------ Input for this task ------
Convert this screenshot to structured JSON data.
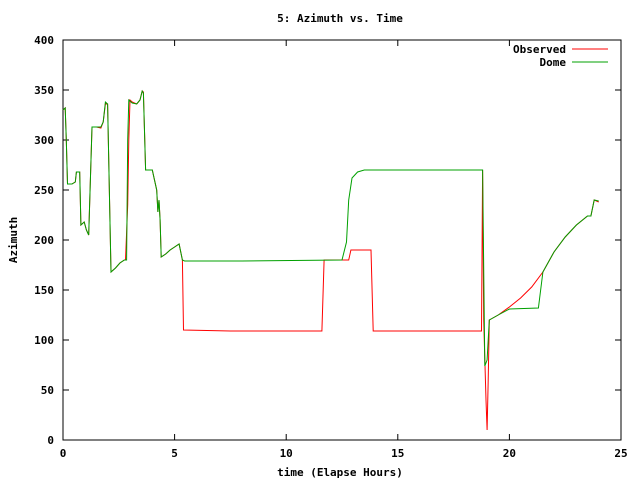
{
  "chart_data": {
    "type": "line",
    "title": "5: Azimuth vs. Time",
    "xlabel": "time (Elapse Hours)",
    "ylabel": "Azimuth",
    "xlim": [
      0,
      25
    ],
    "ylim": [
      0,
      400
    ],
    "xticks": [
      0,
      5,
      10,
      15,
      20,
      25
    ],
    "yticks": [
      0,
      50,
      100,
      150,
      200,
      250,
      300,
      350,
      400
    ],
    "grid": false,
    "legend_position": "top-right",
    "series": [
      {
        "name": "Observed",
        "color": "#ff0000",
        "points": [
          [
            0.0,
            330
          ],
          [
            0.1,
            332
          ],
          [
            0.15,
            300
          ],
          [
            0.2,
            256
          ],
          [
            0.4,
            256
          ],
          [
            0.55,
            258
          ],
          [
            0.6,
            268
          ],
          [
            0.75,
            268
          ],
          [
            0.8,
            215
          ],
          [
            0.95,
            218
          ],
          [
            1.05,
            210
          ],
          [
            1.15,
            205
          ],
          [
            1.3,
            313
          ],
          [
            1.5,
            313
          ],
          [
            1.7,
            312
          ],
          [
            1.8,
            318
          ],
          [
            1.9,
            336
          ],
          [
            2.0,
            336
          ],
          [
            2.15,
            168
          ],
          [
            2.35,
            172
          ],
          [
            2.55,
            177
          ],
          [
            2.75,
            180
          ],
          [
            2.8,
            180
          ],
          [
            2.9,
            235
          ],
          [
            2.95,
            300
          ],
          [
            3.0,
            340
          ],
          [
            3.1,
            338
          ],
          [
            3.3,
            336
          ],
          [
            3.45,
            340
          ],
          [
            3.55,
            349
          ],
          [
            3.6,
            348
          ],
          [
            3.7,
            270
          ],
          [
            4.0,
            270
          ],
          [
            4.1,
            260
          ],
          [
            4.2,
            250
          ],
          [
            4.25,
            228
          ],
          [
            4.3,
            240
          ],
          [
            4.35,
            220
          ],
          [
            4.4,
            183
          ],
          [
            4.6,
            186
          ],
          [
            4.8,
            190
          ],
          [
            5.0,
            193
          ],
          [
            5.2,
            196
          ],
          [
            5.35,
            180
          ],
          [
            5.4,
            110
          ],
          [
            7.5,
            109
          ],
          [
            11.6,
            109
          ],
          [
            11.7,
            180
          ],
          [
            12.8,
            180
          ],
          [
            12.9,
            190
          ],
          [
            13.8,
            190
          ],
          [
            13.9,
            109
          ],
          [
            18.5,
            109
          ],
          [
            18.75,
            109
          ],
          [
            18.8,
            270
          ],
          [
            18.85,
            120
          ],
          [
            18.95,
            40
          ],
          [
            19.0,
            10
          ],
          [
            19.05,
            60
          ],
          [
            19.1,
            120
          ],
          [
            19.5,
            125
          ],
          [
            20.0,
            133
          ],
          [
            20.5,
            142
          ],
          [
            21.0,
            153
          ],
          [
            21.5,
            168
          ],
          [
            22.0,
            188
          ],
          [
            22.5,
            203
          ],
          [
            23.0,
            215
          ],
          [
            23.5,
            224
          ],
          [
            23.65,
            224
          ],
          [
            23.8,
            240
          ],
          [
            24.0,
            238
          ]
        ]
      },
      {
        "name": "Dome",
        "color": "#00a000",
        "points": [
          [
            0.0,
            330
          ],
          [
            0.1,
            332
          ],
          [
            0.15,
            300
          ],
          [
            0.2,
            256
          ],
          [
            0.4,
            256
          ],
          [
            0.55,
            258
          ],
          [
            0.6,
            268
          ],
          [
            0.75,
            268
          ],
          [
            0.8,
            215
          ],
          [
            0.95,
            218
          ],
          [
            1.05,
            210
          ],
          [
            1.15,
            205
          ],
          [
            1.3,
            313
          ],
          [
            1.5,
            313
          ],
          [
            1.7,
            313
          ],
          [
            1.8,
            318
          ],
          [
            1.9,
            338
          ],
          [
            2.0,
            336
          ],
          [
            2.15,
            168
          ],
          [
            2.35,
            172
          ],
          [
            2.55,
            177
          ],
          [
            2.75,
            180
          ],
          [
            2.85,
            180
          ],
          [
            2.9,
            300
          ],
          [
            2.95,
            340
          ],
          [
            3.1,
            337
          ],
          [
            3.3,
            336
          ],
          [
            3.45,
            340
          ],
          [
            3.55,
            349
          ],
          [
            3.6,
            347
          ],
          [
            3.7,
            270
          ],
          [
            4.0,
            270
          ],
          [
            4.1,
            260
          ],
          [
            4.2,
            250
          ],
          [
            4.25,
            228
          ],
          [
            4.3,
            240
          ],
          [
            4.35,
            220
          ],
          [
            4.4,
            183
          ],
          [
            4.6,
            186
          ],
          [
            4.8,
            190
          ],
          [
            5.0,
            193
          ],
          [
            5.2,
            196
          ],
          [
            5.35,
            180
          ],
          [
            5.45,
            179
          ],
          [
            8.0,
            179
          ],
          [
            12.5,
            180
          ],
          [
            12.7,
            198
          ],
          [
            12.8,
            240
          ],
          [
            12.95,
            262
          ],
          [
            13.2,
            268
          ],
          [
            13.5,
            270
          ],
          [
            18.5,
            270
          ],
          [
            18.75,
            270
          ],
          [
            18.8,
            270
          ],
          [
            18.9,
            74
          ],
          [
            19.0,
            80
          ],
          [
            19.1,
            120
          ],
          [
            19.5,
            125
          ],
          [
            20.0,
            131
          ],
          [
            21.3,
            132
          ],
          [
            21.5,
            168
          ],
          [
            22.0,
            188
          ],
          [
            22.5,
            203
          ],
          [
            23.0,
            215
          ],
          [
            23.5,
            224
          ],
          [
            23.65,
            224
          ],
          [
            23.8,
            240
          ],
          [
            24.0,
            239
          ]
        ]
      }
    ]
  }
}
------
Problem details:
Where a line above includes "Azimuth", copy that line.

Result for this task:
    "title": "5: Azimuth vs. Time",
    "ylabel": "Azimuth",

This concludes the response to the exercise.